(Records from a dataset)
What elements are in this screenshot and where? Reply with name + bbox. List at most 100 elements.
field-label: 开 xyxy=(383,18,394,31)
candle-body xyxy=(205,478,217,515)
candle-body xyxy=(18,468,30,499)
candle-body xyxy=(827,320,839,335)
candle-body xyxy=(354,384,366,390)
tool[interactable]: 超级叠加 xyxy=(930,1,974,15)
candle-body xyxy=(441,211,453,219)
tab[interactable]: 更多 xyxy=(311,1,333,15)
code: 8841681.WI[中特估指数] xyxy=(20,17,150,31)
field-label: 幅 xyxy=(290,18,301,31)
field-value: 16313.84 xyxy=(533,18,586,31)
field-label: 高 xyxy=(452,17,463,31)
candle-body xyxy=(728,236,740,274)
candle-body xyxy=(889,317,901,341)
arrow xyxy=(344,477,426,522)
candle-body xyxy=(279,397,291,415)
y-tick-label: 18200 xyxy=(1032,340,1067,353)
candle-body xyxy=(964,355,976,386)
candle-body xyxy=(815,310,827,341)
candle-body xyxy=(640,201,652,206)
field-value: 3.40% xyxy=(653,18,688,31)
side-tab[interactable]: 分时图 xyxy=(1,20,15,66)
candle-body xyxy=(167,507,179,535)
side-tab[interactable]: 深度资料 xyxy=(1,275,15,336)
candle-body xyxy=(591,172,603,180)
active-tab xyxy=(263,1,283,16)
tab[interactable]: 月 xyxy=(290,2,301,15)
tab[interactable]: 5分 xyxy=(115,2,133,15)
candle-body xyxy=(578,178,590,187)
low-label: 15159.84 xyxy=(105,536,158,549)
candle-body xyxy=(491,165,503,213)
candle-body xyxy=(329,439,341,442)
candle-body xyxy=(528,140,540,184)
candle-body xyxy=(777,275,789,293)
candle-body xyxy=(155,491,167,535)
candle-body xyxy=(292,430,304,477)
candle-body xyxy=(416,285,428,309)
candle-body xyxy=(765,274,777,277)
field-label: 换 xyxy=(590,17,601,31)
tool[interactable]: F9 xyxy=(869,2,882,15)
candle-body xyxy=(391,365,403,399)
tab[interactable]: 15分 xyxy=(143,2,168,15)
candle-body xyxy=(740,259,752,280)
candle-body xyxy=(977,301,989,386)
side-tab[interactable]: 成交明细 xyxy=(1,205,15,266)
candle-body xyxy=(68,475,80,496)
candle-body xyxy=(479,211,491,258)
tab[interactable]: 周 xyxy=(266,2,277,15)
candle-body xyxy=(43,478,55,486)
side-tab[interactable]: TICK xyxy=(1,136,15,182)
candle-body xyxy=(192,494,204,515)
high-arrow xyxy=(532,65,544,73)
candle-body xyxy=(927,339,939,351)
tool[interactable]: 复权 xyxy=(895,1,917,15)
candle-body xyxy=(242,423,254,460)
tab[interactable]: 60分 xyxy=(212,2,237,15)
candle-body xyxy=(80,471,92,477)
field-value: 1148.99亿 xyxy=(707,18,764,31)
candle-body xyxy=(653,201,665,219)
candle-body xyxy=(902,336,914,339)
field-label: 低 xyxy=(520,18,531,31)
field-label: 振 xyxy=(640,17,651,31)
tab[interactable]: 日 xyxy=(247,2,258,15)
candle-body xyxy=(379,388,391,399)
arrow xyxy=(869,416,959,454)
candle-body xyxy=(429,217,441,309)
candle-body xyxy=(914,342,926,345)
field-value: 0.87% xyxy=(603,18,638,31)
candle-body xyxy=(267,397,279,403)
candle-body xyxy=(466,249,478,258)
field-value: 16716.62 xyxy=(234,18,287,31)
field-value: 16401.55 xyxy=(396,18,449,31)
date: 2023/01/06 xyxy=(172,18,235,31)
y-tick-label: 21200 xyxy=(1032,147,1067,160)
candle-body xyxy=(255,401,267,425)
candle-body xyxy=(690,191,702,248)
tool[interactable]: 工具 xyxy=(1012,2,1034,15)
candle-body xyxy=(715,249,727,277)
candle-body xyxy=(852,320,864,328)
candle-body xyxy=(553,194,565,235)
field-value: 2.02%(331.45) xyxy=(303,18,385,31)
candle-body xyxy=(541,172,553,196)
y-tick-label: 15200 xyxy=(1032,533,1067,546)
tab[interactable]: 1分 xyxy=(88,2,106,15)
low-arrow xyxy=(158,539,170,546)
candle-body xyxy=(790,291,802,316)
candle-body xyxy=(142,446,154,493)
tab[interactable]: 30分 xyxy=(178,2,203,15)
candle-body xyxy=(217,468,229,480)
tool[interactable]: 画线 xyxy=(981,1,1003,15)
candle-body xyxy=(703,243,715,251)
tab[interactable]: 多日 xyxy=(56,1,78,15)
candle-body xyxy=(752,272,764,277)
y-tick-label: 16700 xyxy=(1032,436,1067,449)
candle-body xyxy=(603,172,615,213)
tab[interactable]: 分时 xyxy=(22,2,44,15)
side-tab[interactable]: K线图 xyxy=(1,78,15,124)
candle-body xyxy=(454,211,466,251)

Problem description - Copy every line of the material above without changing a single character.

Complete answer -
What elements are in this screenshot and where? Reply with name + bbox. List at most 100 elements.
field-label: 开 xyxy=(383,18,394,31)
candle-body xyxy=(205,478,217,515)
candle-body xyxy=(18,468,30,499)
candle-body xyxy=(827,320,839,335)
candle-body xyxy=(354,384,366,390)
tool[interactable]: 超级叠加 xyxy=(930,1,974,15)
candle-body xyxy=(441,211,453,219)
tab[interactable]: 更多 xyxy=(311,1,333,15)
code: 8841681.WI[中特估指数] xyxy=(20,17,150,31)
field-label: 幅 xyxy=(290,18,301,31)
field-value: 16313.84 xyxy=(533,18,586,31)
field-label: 高 xyxy=(452,17,463,31)
candle-body xyxy=(728,236,740,274)
candle-body xyxy=(889,317,901,341)
arrow xyxy=(344,477,426,522)
candle-body xyxy=(279,397,291,415)
y-tick-label: 18200 xyxy=(1032,340,1067,353)
candle-body xyxy=(964,355,976,386)
candle-body xyxy=(815,310,827,341)
candle-body xyxy=(640,201,652,206)
field-value: 3.40% xyxy=(653,18,688,31)
side-tab[interactable]: 分时图 xyxy=(1,20,15,66)
candle-body xyxy=(167,507,179,535)
side-tab[interactable]: 深度资料 xyxy=(1,275,15,336)
candle-body xyxy=(591,172,603,180)
active-tab xyxy=(263,1,283,16)
tab[interactable]: 月 xyxy=(290,2,301,15)
tab[interactable]: 5分 xyxy=(115,2,133,15)
candle-body xyxy=(578,178,590,187)
low-label: 15159.84 xyxy=(105,536,158,549)
candle-body xyxy=(491,165,503,213)
candle-body xyxy=(329,439,341,442)
candle-body xyxy=(528,140,540,184)
candle-body xyxy=(777,275,789,293)
candle-body xyxy=(155,491,167,535)
candle-body xyxy=(292,430,304,477)
candle-body xyxy=(416,285,428,309)
candle-body xyxy=(765,274,777,277)
field-label: 换 xyxy=(590,17,601,31)
tool[interactable]: F9 xyxy=(869,2,882,15)
candle-body xyxy=(391,365,403,399)
tab[interactable]: 15分 xyxy=(143,2,168,15)
candle-body xyxy=(740,259,752,280)
candle-body xyxy=(977,301,989,386)
side-tab[interactable]: 成交明细 xyxy=(1,205,15,266)
candle-body xyxy=(68,475,80,496)
candle-body xyxy=(479,211,491,258)
tab[interactable]: 周 xyxy=(266,2,277,15)
candle-body xyxy=(43,478,55,486)
side-tab[interactable]: TICK xyxy=(1,136,15,182)
candle-body xyxy=(192,494,204,515)
high-arrow xyxy=(532,65,544,73)
candle-body xyxy=(927,339,939,351)
tool[interactable]: 复权 xyxy=(895,1,917,15)
candle-body xyxy=(242,423,254,460)
tab[interactable]: 60分 xyxy=(212,2,237,15)
candle-body xyxy=(80,471,92,477)
field-value: 1148.99亿 xyxy=(707,18,764,31)
candle-body xyxy=(653,201,665,219)
candle-body xyxy=(902,336,914,339)
field-label: 低 xyxy=(520,18,531,31)
field-label: 振 xyxy=(640,17,651,31)
tab[interactable]: 日 xyxy=(247,2,258,15)
candle-body xyxy=(379,388,391,399)
arrow xyxy=(869,416,959,454)
candle-body xyxy=(429,217,441,309)
candle-body xyxy=(914,342,926,345)
field-value: 0.87% xyxy=(603,18,638,31)
candle-body xyxy=(267,397,279,403)
candle-body xyxy=(466,249,478,258)
field-value: 16716.62 xyxy=(234,18,287,31)
field-value: 16401.55 xyxy=(396,18,449,31)
date: 2023/01/06 xyxy=(172,18,235,31)
y-tick-label: 21200 xyxy=(1032,147,1067,160)
candle-body xyxy=(255,401,267,425)
candle-body xyxy=(690,191,702,248)
tool[interactable]: 工具 xyxy=(1012,2,1034,15)
candle-body xyxy=(715,249,727,277)
candle-body xyxy=(852,320,864,328)
candle-body xyxy=(553,194,565,235)
field-value: 2.02%(331.45) xyxy=(303,18,385,31)
candle-body xyxy=(541,172,553,196)
y-tick-label: 15200 xyxy=(1032,533,1067,546)
tab[interactable]: 1分 xyxy=(88,2,106,15)
low-arrow xyxy=(158,539,170,546)
candle-body xyxy=(790,291,802,316)
candle-body xyxy=(142,446,154,493)
tab[interactable]: 30分 xyxy=(178,2,203,15)
candle-body xyxy=(217,468,229,480)
tool[interactable]: 画线 xyxy=(981,1,1003,15)
candle-body xyxy=(703,243,715,251)
tab[interactable]: 多日 xyxy=(56,1,78,15)
candle-body xyxy=(752,272,764,277)
y-tick-label: 16700 xyxy=(1032,436,1067,449)
candle-body xyxy=(603,172,615,213)
tab[interactable]: 分时 xyxy=(22,2,44,15)
side-tab[interactable]: K线图 xyxy=(1,78,15,124)
candle-body xyxy=(454,211,466,251)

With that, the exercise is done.